#### [Stated problem]
Transcribe every entry word for word. Skip the pictures.

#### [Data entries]
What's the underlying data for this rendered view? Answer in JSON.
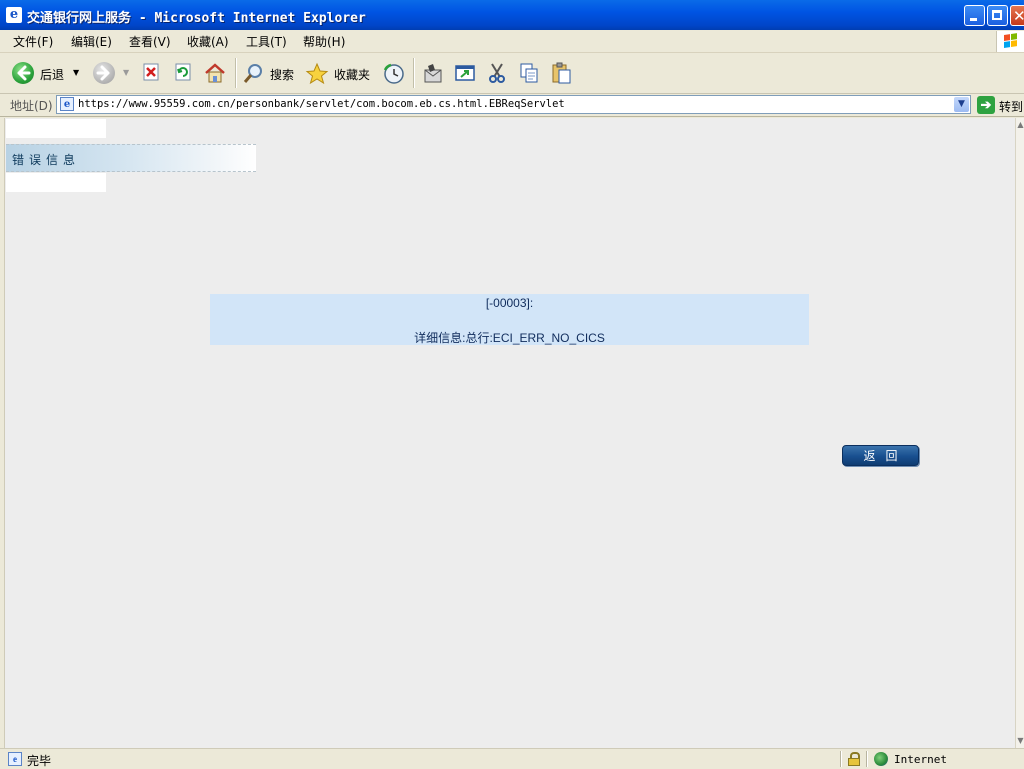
{
  "window": {
    "title": "交通银行网上服务 - Microsoft Internet Explorer"
  },
  "menu": {
    "items": [
      "文件(F)",
      "编辑(E)",
      "查看(V)",
      "收藏(A)",
      "工具(T)",
      "帮助(H)"
    ]
  },
  "toolbar": {
    "back_label": "后退",
    "search_label": "搜索",
    "favorites_label": "收藏夹"
  },
  "address": {
    "label": "地址(D)",
    "url": "https://www.95559.com.cn/personbank/servlet/com.bocom.eb.cs.html.EBReqServlet",
    "go_label": "转到"
  },
  "page": {
    "section_title": "错误信息",
    "error_code": "[-00003]:",
    "error_detail": "详细信息:总行:ECI_ERR_NO_CICS",
    "return_button": "返回"
  },
  "status": {
    "text": "完毕",
    "zone": "Internet"
  },
  "colors": {
    "titlebar": "#0054E3",
    "error_box": "#D2E5F8",
    "return_button": "#184F8F",
    "page_bg": "#EDEDED"
  }
}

#### [Solution to the problem]
What's the underlying data for this rendered view? Answer in JSON.
{
  "window": {
    "title": "交通银行网上服务 - Microsoft Internet Explorer"
  },
  "menu": {
    "items": [
      "文件(F)",
      "编辑(E)",
      "查看(V)",
      "收藏(A)",
      "工具(T)",
      "帮助(H)"
    ]
  },
  "toolbar": {
    "back_label": "后退",
    "search_label": "搜索",
    "favorites_label": "收藏夹"
  },
  "address": {
    "label": "地址(D)",
    "url": "https://www.95559.com.cn/personbank/servlet/com.bocom.eb.cs.html.EBReqServlet",
    "go_label": "转到"
  },
  "page": {
    "section_title": "错误信息",
    "error_code": "[-00003]:",
    "error_detail": "详细信息:总行:ECI_ERR_NO_CICS",
    "return_button": "返回"
  },
  "status": {
    "text": "完毕",
    "zone": "Internet"
  },
  "colors": {
    "titlebar": "#0054E3",
    "error_box": "#D2E5F8",
    "return_button": "#184F8F",
    "page_bg": "#EDEDED"
  }
}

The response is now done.